### Extract provided
= = = = = = =

At common law, the Crown can "do no wrong" and thus cannot be held liable, vicariously or otherwise, for wrongful acts committed by its agents or employees. The Crown Proceedings Act, first passed into law on August 1, 1974, changed the common law and made it possible for the Crown to be held liable as if it were an ordinary person. Until the last couple weeks, however, it remained an open question how far back such liability might extend.

The plaintiffs in Arishenkoff v. British Columbia were Doukhobor children who had been forcibly removed from their homes and sent to live in residential schools. At these schools, the children allegedly suffered both physical and sexual abuse at the hands of school employees. The acts of abuse were said to have occurred between 1953 and 1959.

A previous decision of the BC Court of Appeal in this same case determined that the lawsuits by the plaintiffs who alleged only physical abuse, as opposed to sexual abuse, were barred by the 30 year ultimate limitation period set out in BC's Limitations Act. However, the Court also ruled that the ultimate limitation did not apply to the claims of sexual abuse and those claims could therefore proceed.

The issue in the second Arishenkoff decision was whether the Crown could be liable for acts of sexual abuse which occurred before August 1, 1974. Specifically, the Court was asked to consider whether the BC Legislature intended, by the Crown Proceedings Act, to allow a person injured by a tort before August 1, 1974 to recover damages against the Crown. The Court very clearly answered that there was no such intention and thus the Crown could not be found liable for tortious acts committed by its agents or employees before August 1, 1974. Thus, even the Doukhobor plaintiffs who had been subjected to sexual abuse (rather than just physical abuse) could not succeed against the Crown and the lawsuits had to be dismissed.

= = = = = = =

### Stored data
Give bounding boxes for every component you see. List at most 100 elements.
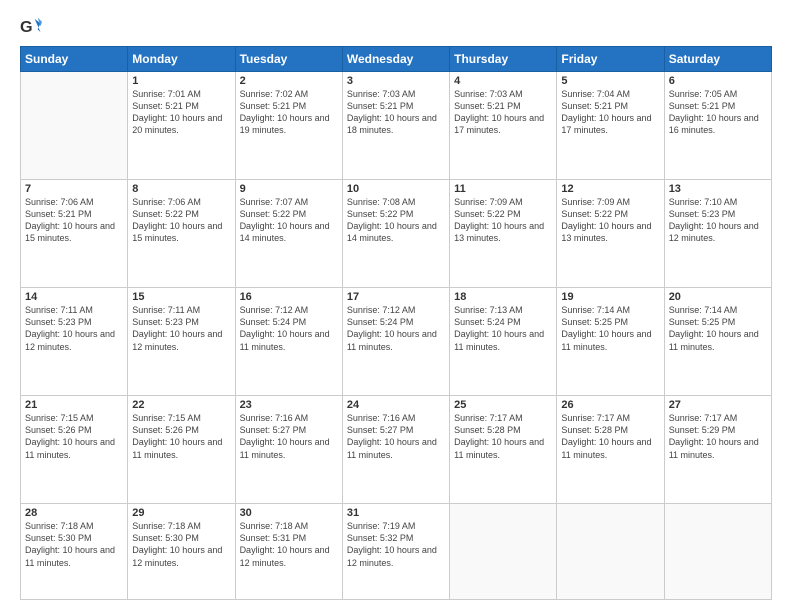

= = = = = = =

### Job 1
According to the passage on Crown liability, when was the Crown Proceedings Act first passed into law?
### Job 2
Does the passage on Crown liability support each statement? Answer yes or no for each, quoting the words of the passage that decide it.
(a) The abuse in Arishenkoff v. British Columbia was said to have taken place between 1953 and 1959.
(b) In its earlier decision, the BC Court of Appeal held that the 30 year ultimate limitation period barred the sexual abuse claims.
(c) In the second Arishenkoff decision, the Court found that the BC Legislature meant the Crown Proceedings Act to let people injured before August 1, 1974 recover damages from the Crown.
The listing isn't needed for any of this.

### Expected output 1
August 1, 1974.

### Expected output 2
(a) Yes: "The acts of abuse were said to have occurred between 1953 and 1959."
(b) No: "the Court also ruled that the ultimate limitation did not apply to the claims of sexual abuse and those claims could therefore proceed."
(c) No: "The Court very clearly answered that there was no such intention"